— BEGIN —

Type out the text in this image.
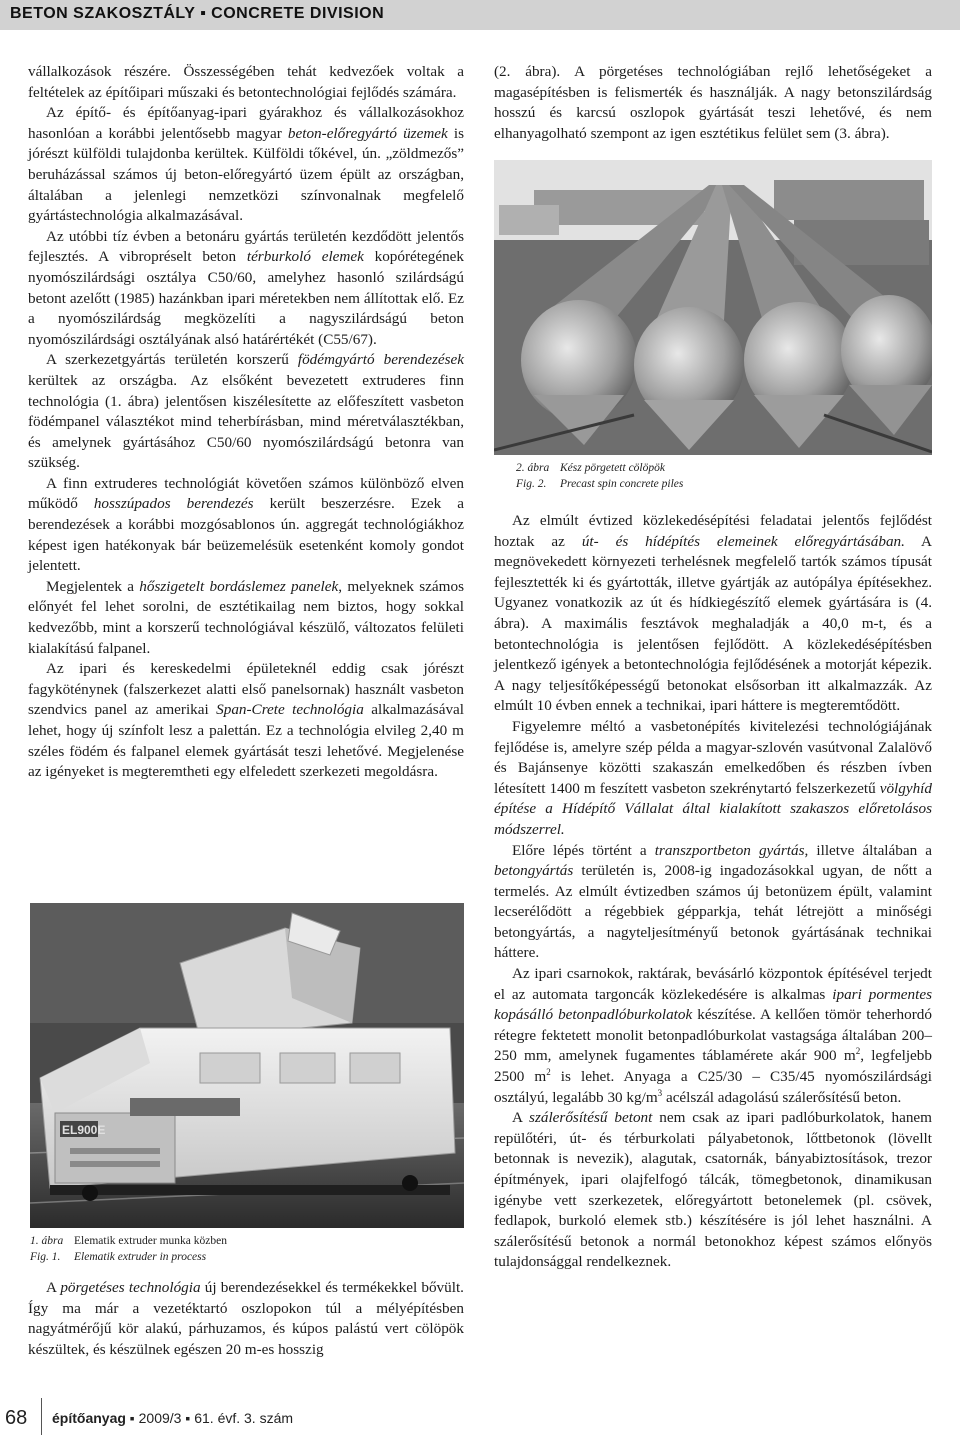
BETON SZAKOSZTÁLY ▪ CONCRETE DIVISION

vállalkozások részére. Összességében tehát kedvezőek voltak a feltételek az építőipari műszaki és betontechnológiai fejlődés számára.

Az építő- és építőanyag-ipari gyárakhoz és vállalkozásokhoz hasonlóan a korábbi jelentősebb magyar beton-előregyártó üzemek is jórészt külföldi tulajdonba kerültek. Külföldi tőkével, ún. „zöldmezős” beruházással számos új beton-előregyártó üzem épült az országban, általában a jelenlegi nemzetközi színvonalnak megfelelő gyártástechnológia alkalmazásával.

Az utóbbi tíz évben a betonáru gyártás területén kezdődött jelentős fejlesztés. A vibropréselt beton térburkoló elemek kopórétegének nyomószilárdsági osztálya C50/60, amelyhez hasonló szilárdságú betont azelőtt (1985) hazánkban ipari méretekben nem állítottak elő. Ez a nyomószilárdság megközelíti a nagyszilárdságú beton nyomószilárdsági osztályának alsó határértékét (C55/67).

A szerkezetgyártás területén korszerű födémgyártó berendezések kerültek az országba. Az elsőként bevezetett extruderes finn technológia (1. ábra) jelentősen kiszélesítette az előfeszített vasbeton födémpanel választékot mind teherbírásban, mind méretválasztékban, és amelynek gyártásához C50/60 nyomószilárdságú betonra van szükség.

A finn extruderes technológiát követően számos különböző elven működő hosszúpados berendezés került beszerzésre. Ezek a berendezések a korábbi mozgósablonos ún. aggregát technológiákhoz képest igen hatékonyak bár beüzemelésük esetenként komoly gondot jelentett.

Megjelentek a hőszigetelt bordáslemez panelek, melyeknek számos előnyét fel lehet sorolni, de esztétikailag nem biztos, hogy sokkal kedvezőbb, mint a korszerű technológiával készülő, változatos felületi kialakítású falpanel.

Az ipari és kereskedelmi épületeknél eddig csak jórészt fagyköténynek (falszerkezet alatti első panelsornak) használt vasbeton szendvics panel az amerikai Span-Crete technológia alkalmazásával lehet, hogy új színfolt lesz a palettán. Ez a technológia elvileg 2,40 m széles födém és falpanel elemek gyártását teszi lehetővé. Megjelenése az igényeket is megteremtheti egy elfeledett szerkezeti megoldásra.

EL900E
1. ábra Elematik extruder munka közben
Fig. 1. Elematik extruder in process

A pörgetéses technológia új berendezésekkel és termékekkel bővült. Így ma már a vezetéktartó oszlopokon túl a mélyépítésben nagyátmérőjű kör alakú, párhuzamos, és kúpos palástú vert cölöpök készültek, és készülnek egészen 20 m-es hosszig

(2. ábra). A pörgetéses technológiában rejlő lehetőségeket a magasépítésben is felismerték és használják. A nagy betonszilárdság hosszú és karcsú oszlopok gyártását teszi lehetővé, és nem elhanyagolható szempont az igen esztétikus felület sem (3. ábra).

2. ábra Kész pörgetett cölöpök
Fig. 2. Precast spin concrete piles

Az elmúlt évtized közlekedésépítési feladatai jelentős fejlődést hoztak az út- és hídépítés elemeinek előregyártásában. A megnövekedett környezeti terhelésnek megfelelő tartók számos típusát fejlesztették ki és gyártották, illetve gyártják az autópálya építésekhez. Ugyanez vonatkozik az út és hídkiegészítő elemek gyártására is (4. ábra). A maximális fesztávok meghaladják a 40,0 m-t, és a betontechnológia is jelentősen fejlődött. A közlekedésépítésben jelentkező igények a betontechnológia fejlődésének a motorját képezik. A nagy teljesítőképességű betonokat elsősorban itt alkalmazzák. Az elmúlt 10 évben ennek a technikai, ipari háttere is megteremtődött.

Figyelemre méltó a vasbetonépítés kivitelezési technológiájának fejlődése is, amelyre szép példa a magyar-szlovén vasútvonal Zalalövő és Bajánsenye közötti szakaszán emelkedőben és részben ívben létesített 1400 m feszített vasbeton szekrénytartó felszerkezetű völgyhíd építése a Hídépítő Vállalat által kialakított szakaszos előretolásos módszerrel.

Előre lépés történt a transzportbeton gyártás, illetve általában a betongyártás területén is, 2008-ig ingadozásokkal ugyan, de nőtt a termelés. Az elmúlt évtizedben számos új betonüzem épült, valamint lecserélődött a régebbiek gépparkja, tehát létrejött a minőségi betongyártás, a nagyteljesítményű betonok gyártásának technikai háttere.

Az ipari csarnokok, raktárak, bevásárló központok építésével terjedt el az automata targoncák közlekedésére is alkalmas ipari pormentes kopásálló betonpadlóburkolatok készítése. A kellően tömör teherhordó rétegre fektetett monolit betonpadlóburkolat vastagsága általában 200–250 mm, amelynek fugamentes táblamérete akár 900 $m^2$, legfeljebb 2500 $m^2$ is lehet. Anyaga a C25/30 – C35/45 nyomószilárdsági osztályú, legalább 30 $kg/m^3$ acélszál adagolású szálerősítésű beton.

A szálerősítésű betont nem csak az ipari padlóburkolatok, hanem repülőtéri, út- és térburkolati pályabetonok, lőttbetonok (lövellt betonnak is nevezik), alagutak, csatornák, bányabiztosítások, trezor építmények, ipari olajfelfogó tálcák, tömegbetonok, dinamikusan igénybe vett szerkezetek, előregyártott betonelemek (pl. csövek, fedlapok, burkoló elemek stb.) készítésére is jól lehet használni. A szálerősítésű betonok a normál betonokhoz képest számos előnyös tulajdonsággal rendelkeznek.

68 építőanyag ▪ 2009/3 ▪ 61. évf. 3. szám
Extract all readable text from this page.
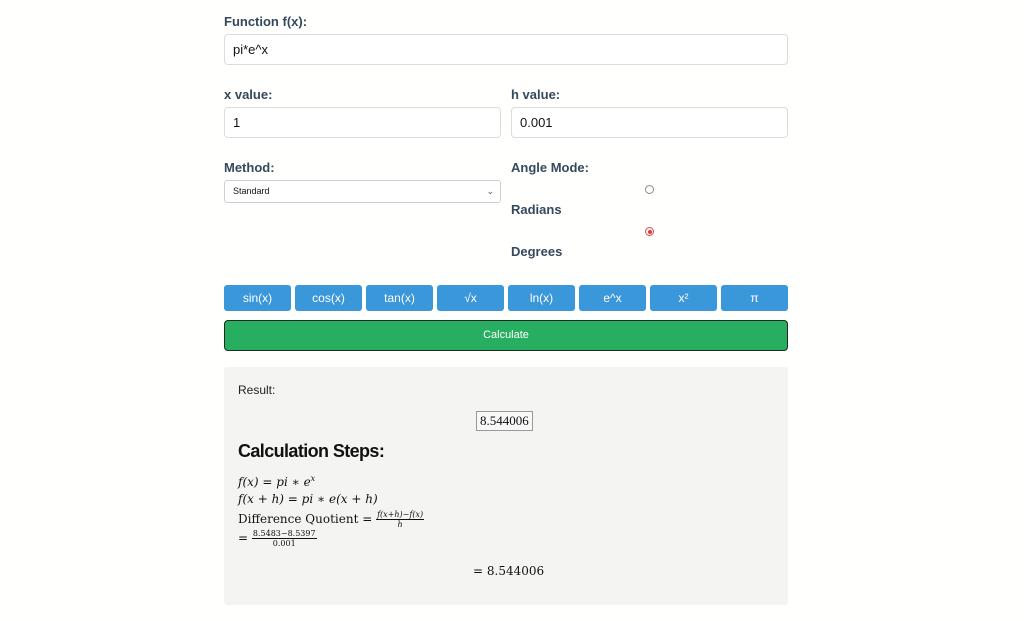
Function f(x):
pi*e^x
x value:
1
h value:
0.001
Method:
Standard	⌄
Angle Mode:
Radians
Degrees
sin(x)	cos(x)	tan(x)	√x	ln(x)	e^x	x²	π
Calculate
Result:
8.544006
Calculation Steps:
f(x) = pi ∗ $e^x$
f(x + h) = pi ∗ e(x + h)
Difference Quotient = $\frac{f(x+h)-f(x)}{h}$
= $\frac{8.5483-8.5397}{0.001}$
= 8.544006
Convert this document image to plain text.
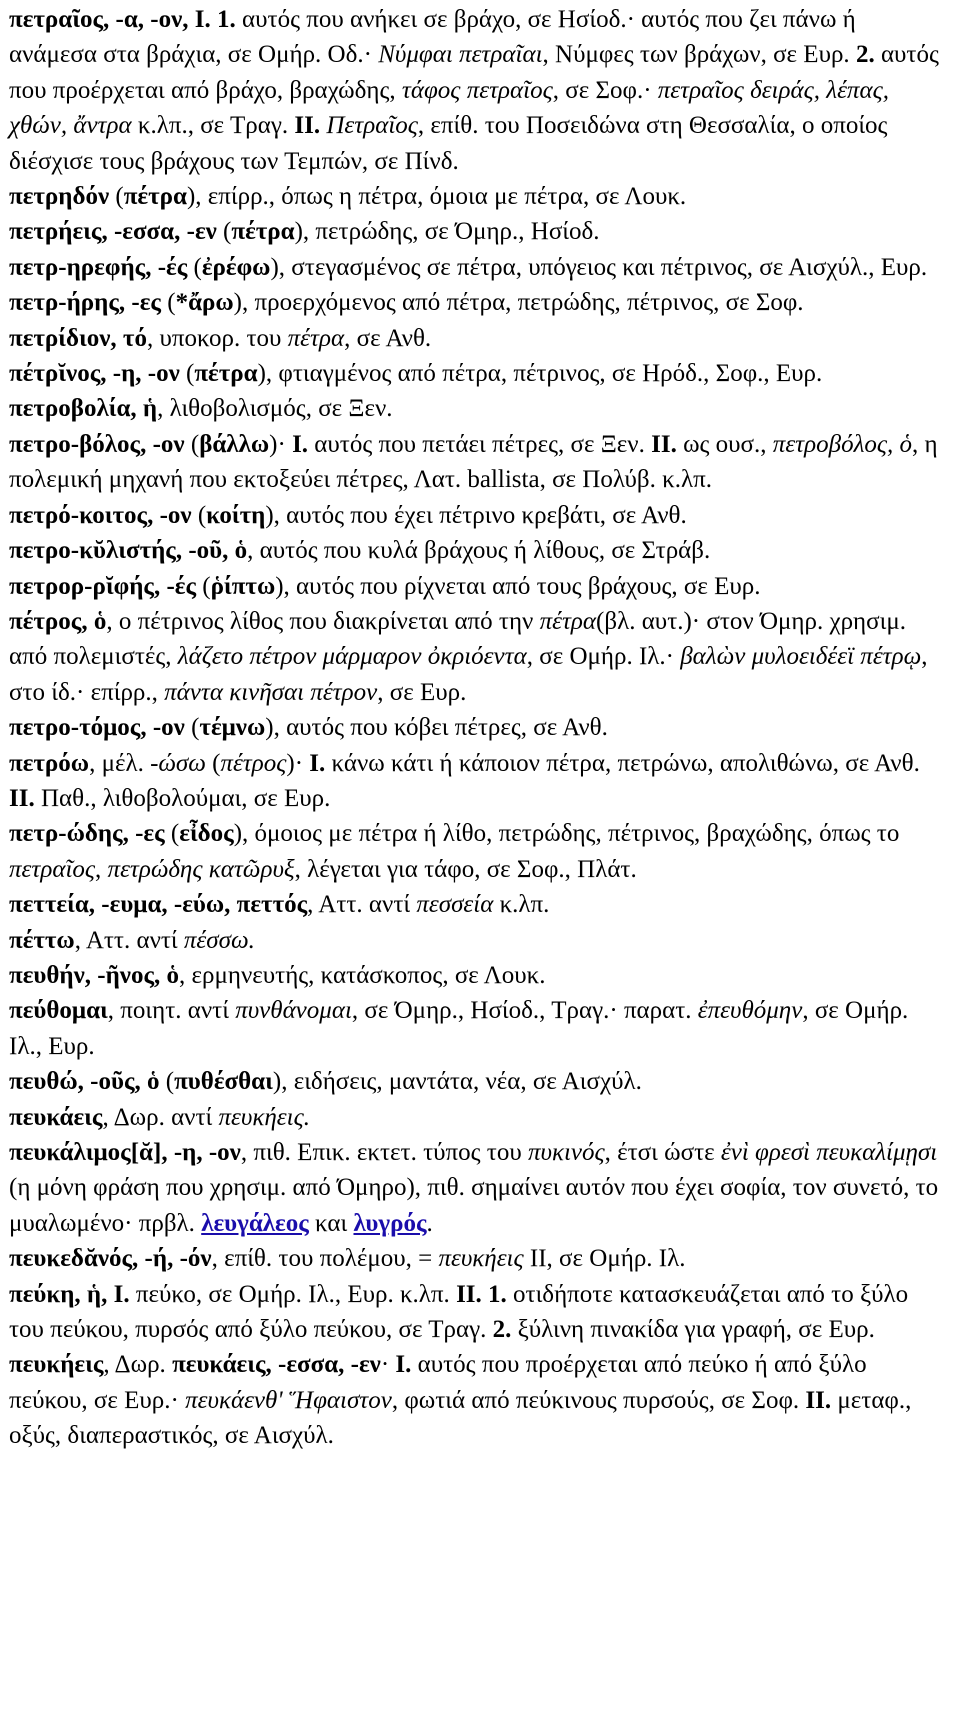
πετραῖος, -α, -ον, I. 1. αυτός που ανήκει σε βράχο, σε Ησίοδ.· αυτός που ζει πάνω ή ανάμεσα στα βράχια, σε Ομήρ. Οδ.· Νύμφαι πετραῖαι, Νύμφες των βράχων, σε Ευρ. 2. αυτός που προέρχεται από βράχο, βραχώδης, τάφος πετραῖος, σε Σοφ.· πετραῖος δειράς, λέπας, χθών, ἄντρα κ.λπ., σε Τραγ. II. Πετραῖος, επίθ. του Ποσειδώνα στη Θεσσαλία, ο οποίος διέσχισε τους βράχους των Τεμπών, σε Πίνδ.

πετρηδόν (πέτρα), επίρρ., όπως η πέτρα, όμοια με πέτρα, σε Λουκ.

πετρήεις, -εσσα, -εν (πέτρα), πετρώδης, σε Όμηρ., Ησίοδ.

πετρ-ηρεφής, -ές (ἐρέφω), στεγασμένος σε πέτρα, υπόγειος και πέτρινος, σε Αισχύλ., Ευρ.

πετρ-ήρης, -ες (*ἄρω), προερχόμενος από πέτρα, πετρώδης, πέτρινος, σε Σοφ.

πετρίδιον, τό, υποκορ. του πέτρα, σε Ανθ.

πέτρῐνος, -η, -ον (πέτρα), φτιαγμένος από πέτρα, πέτρινος, σε Ηρόδ., Σοφ., Ευρ.

πετροβολία, ἡ, λιθοβολισμός, σε Ξεν.

πετρο-βόλος, -ον (βάλλω)· I. αυτός που πετάει πέτρες, σε Ξεν. II. ως ουσ., πετροβόλος, ὁ, η πολεμική μηχανή που εκτοξεύει πέτρες, Λατ. ballista, σε Πολύβ. κ.λπ.

πετρό-κοιτος, -ον (κοίτη), αυτός που έχει πέτρινο κρεβάτι, σε Ανθ.

πετρο-κῠλιστής, -οῦ, ὁ, αυτός που κυλά βράχους ή λίθους, σε Στράβ.

πετρορ-ρῐφής, -ές (ῥίπτω), αυτός που ρίχνεται από τους βράχους, σε Ευρ.

πέτρος, ὁ, ο πέτρινος λίθος που διακρίνεται από την πέτρα(βλ. αυτ.)· στον Όμηρ. χρησιμ. από πολεμιστές, λάζετο πέτρον μάρμαρον ὀκριόεντα, σε Ομήρ. Ιλ.· βαλὼν μυλοειδέεϊ πέτρῳ, στο ίδ.· επίρρ., πάντα κινῆσαι πέτρον, σε Ευρ.

πετρο-τόμος, -ον (τέμνω), αυτός που κόβει πέτρες, σε Ανθ.

πετρόω, μέλ. -ώσω (πέτρος)· I. κάνω κάτι ή κάποιον πέτρα, πετρώνω, απολιθώνω, σε Ανθ. II. Παθ., λιθοβολούμαι, σε Ευρ.

πετρ-ώδης, -ες (εἶδος), όμοιος με πέτρα ή λίθο, πετρώδης, πέτρινος, βραχώδης, όπως το πετραῖος, πετρώδης κατῶρυξ, λέγεται για τάφο, σε Σοφ., Πλάτ.

πεττεία, -ευμα, -εύω, πεττός, Αττ. αντί πεσσεία κ.λπ.

πέττω, Αττ. αντί πέσσω.

πευθήν, -ῆνος, ὁ, ερμηνευτής, κατάσκοπος, σε Λουκ.

πεύθομαι, ποιητ. αντί πυνθάνομαι, σε Όμηρ., Ησίοδ., Τραγ.· παρατ. ἐπευθόμην, σε Ομήρ. Ιλ., Ευρ.

πευθώ, -οῦς, ὁ (πυθέσθαι), ειδήσεις, μαντάτα, νέα, σε Αισχύλ.

πευκάεις, Δωρ. αντί πευκήεις.

πευκάλιμος[ᾰ], -η, -ον, πιθ. Επικ. εκτετ. τύπος του πυκινός, έτσι ώστε ἐνὶ φρεσὶ πευκαλίμῃσι (η μόνη φράση που χρησιμ. από Όμηρο), πιθ. σημαίνει αυτόν που έχει σοφία, τον συνετό, το μυαλωμένο· πρβλ. λευγάλεος και λυγρός.

πευκεδᾰνός, -ή, -όν, επίθ. του πολέμου, = πευκήεις ΙΙ, σε Ομήρ. Ιλ.

πεύκη, ἡ, I. πεύκο, σε Ομήρ. Ιλ., Ευρ. κ.λπ. II. 1. οτιδήποτε κατασκευάζεται από το ξύλο του πεύκου, πυρσός από ξύλο πεύκου, σε Τραγ. 2. ξύλινη πινακίδα για γραφή, σε Ευρ.

πευκήεις, Δωρ. πευκάεις, -εσσα, -εν· I. αυτός που προέρχεται από πεύκο ή από ξύλο πεύκου, σε Ευρ.· πευκάενθ' Ἥφαιστον, φωτιά από πεύκινους πυρσούς, σε Σοφ. II. μεταφ., οξύς, διαπεραστικός, σε Αισχύλ.
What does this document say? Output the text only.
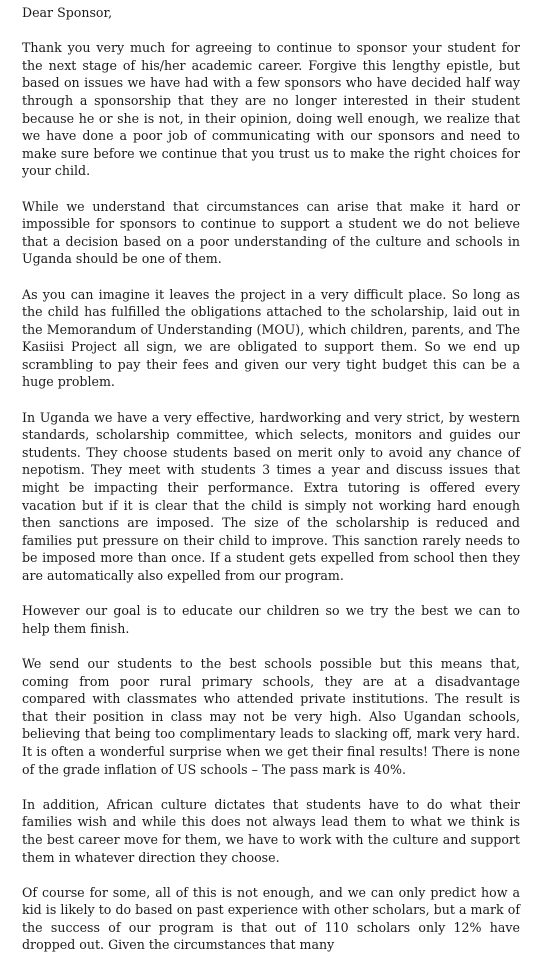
Dear Sponsor,

Thank you very much for agreeing to continue to sponsor your student for the next stage of his/her academic career. Forgive this lengthy epistle, but based on issues we have had with a few sponsors who have decided half way through a sponsorship that they are no longer interested in their student because he or she is not, in their opinion, doing well enough, we realize that we have done a poor job of communicating with our sponsors and need to make sure before we continue that you trust us to make the right choices for your child.

While we understand that circumstances can arise that make it hard or impossible for sponsors to continue to support a student we do not believe that a decision based on a poor understanding of the culture and schools in Uganda should be one of them.

As you can imagine it leaves the project in a very difficult place. So long as the child has fulfilled the obligations attached to the scholarship, laid out in the Memorandum of Understanding (MOU), which children, parents, and The Kasiisi Project all sign, we are obligated to support them. So we end up scrambling to pay their fees and given our very tight budget this can be a huge problem.

In Uganda we have a very effective, hardworking and very strict, by western standards, scholarship committee, which selects, monitors and guides our students. They choose students based on merit only to avoid any chance of nepotism. They meet with students 3 times a year and discuss issues that might be impacting their performance. Extra tutoring is offered every vacation but if it is clear that the child is simply not working hard enough then sanctions are imposed. The size of the scholarship is reduced and families put pressure on their child to improve. This sanction rarely needs to be imposed more than once. If a student gets expelled from school then they are automatically also expelled from our program.

However our goal is to educate our children so we try the best we can to help them finish.

We send our students to the best schools possible but this means that, coming from poor rural primary schools, they are at a disadvantage compared with classmates who attended private institutions. The result is that their position in class may not be very high. Also Ugandan schools, believing that being too complimentary leads to slacking off, mark very hard. It is often a wonderful surprise when we get their final results! There is none of the grade inflation of US schools – The pass mark is 40%.

In addition, African culture dictates that students have to do what their families wish and while this does not always lead them to what we think is the best career move for them, we have to work with the culture and support them in whatever direction they choose.

Of course for some, all of this is not enough, and we can only predict how a kid is likely to do based on past experience with other scholars, but a mark of the success of our program is that out of 110 scholars only 12% have dropped out. Given the circumstances that many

— END —

**Request**
Within the listing above, copy each line that has the string "korszerű".

**Solution**
A szerkezetgyártás területén korszerű födémgyártó berendezések kerültek az országba. Az elsőként bevezetett extruderes finn technológia (1. ábra) jelentősen kiszélesítette az előfeszített vasbeton födémpanel választékot mind teherbírásban, mind méretválasztékban, és amelynek gyártásához C50/60 nyomószilárdságú betonra van szükség.
Megjelentek a hőszigetelt bordáslemez panelek, melyeknek számos előnyét fel lehet sorolni, de esztétikailag nem biztos, hogy sokkal kedvezőbb, mint a korszerű technológiával készülő, változatos felületi kialakítású falpanel.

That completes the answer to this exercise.